# Getting ready to pull the trigger on a DSLR...couple questions?



## ssramage (Jun 15, 2017)

So after much debate, I've decided to pull the trigger on a new DSLR for the family. Likely going to jump on one this weekend, leaning heavily towards the Nikon D3400.

Primary purpose of this camera will be to take pictures of the family, but I'm going to "borrow" it a good bit to take hunting/fishing pictures. My wife is also in charge of the yearbook for the small private school where she works so it'll be used there also.

My question is mainly around what exactly will fit my needs best, more specifically the lenses. 

The D3400 is offered as a bundle with the 18-55 and/or 70-300 lens.

Price with just the 18-55 is $399 and with both is $499.

https://www.amazon.com/Nikon-D3400-...F8&qid=1497548738&sr=1-5&keywords=nikon+d3400

If I got the 18-55 option, I'd likely try to pick up an extra lens anyways...reviews online suggest the Nikon 50mm AF-S f/1.8 g is a pretty good lens that I could get for around $150-175.

https://www.amazon.com/Nikon-AF-S-NIKKOR-Focus-Cameras/dp/B004Y1AYAC

So...with a basic knowledge of photography, my research has led me to these choices. How would you move forward or is there an option that you'd recommend in the same $500-600 range?


----------



## Silver Britches (Jun 15, 2017)

That's a nice camera. The longer 70-300mm lens will allow you to reach out there and take some nice photos of distant subjects, such as deer. If you are planning to take pics while hunting. But. before buying anything, shop around on B&H Photo/Video. They have a huge selection of cameras and accessories to choose from. And, B&H only collects sales tax on orders shipped to addresses in the States of New York and New Jersey. So you can save yourself some cash shopping there.

https://www.bhphotovideo.com


----------



## ssramage (Jun 15, 2017)

Silver Britches said:


> That's a nice camera. The longer 70-300mm lens will allow you to reach out there and take some nice photos of distant subjects, such as deer. If you are planning to take pics while hunting. But. before buying anything, shop around on B&H Photo/Video. They have a huge selection of cameras and accessories to choose from. And, B&H only collects sales tax on orders shipped to addresses in the States of New York and New Jersey. So you can save yourself some cash shopping there.

JOB
Return the passage of the DSLR thread above from "If I got the" up to and including "same $500-600 range?", copied word for word.

SOURCE EXCERPT
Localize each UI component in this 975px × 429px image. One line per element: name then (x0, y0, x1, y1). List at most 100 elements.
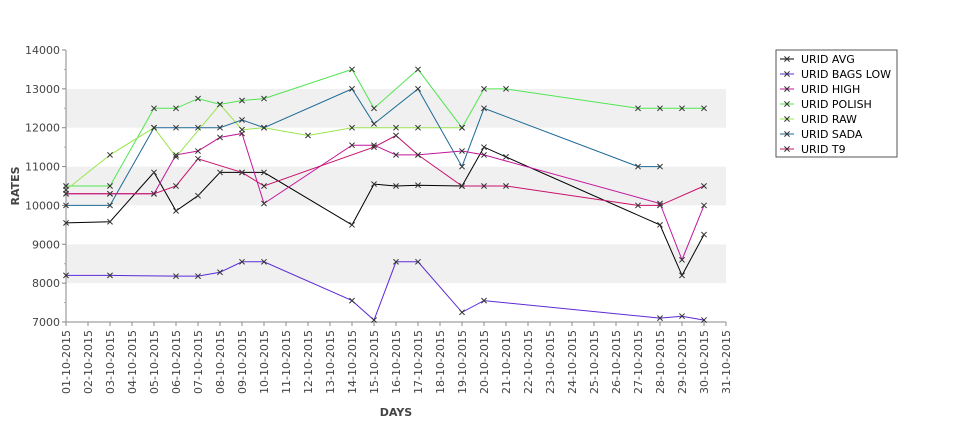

WRITTEN REPLY
If I got the 18-55 option, I'd likely try to pick up an extra lens anyways...reviews online suggest the Nikon 50mm AF-S f/1.8 g is a pretty good lens that I could get for around $150-175.

https://www.amazon.com/Nikon-AF-S-NIKKOR-Focus-Cameras/dp/B004Y1AYAC

So...with a basic knowledge of photography, my research has led me to these choices. How would you move forward or is there an option that you'd recommend in the same $500-600 range?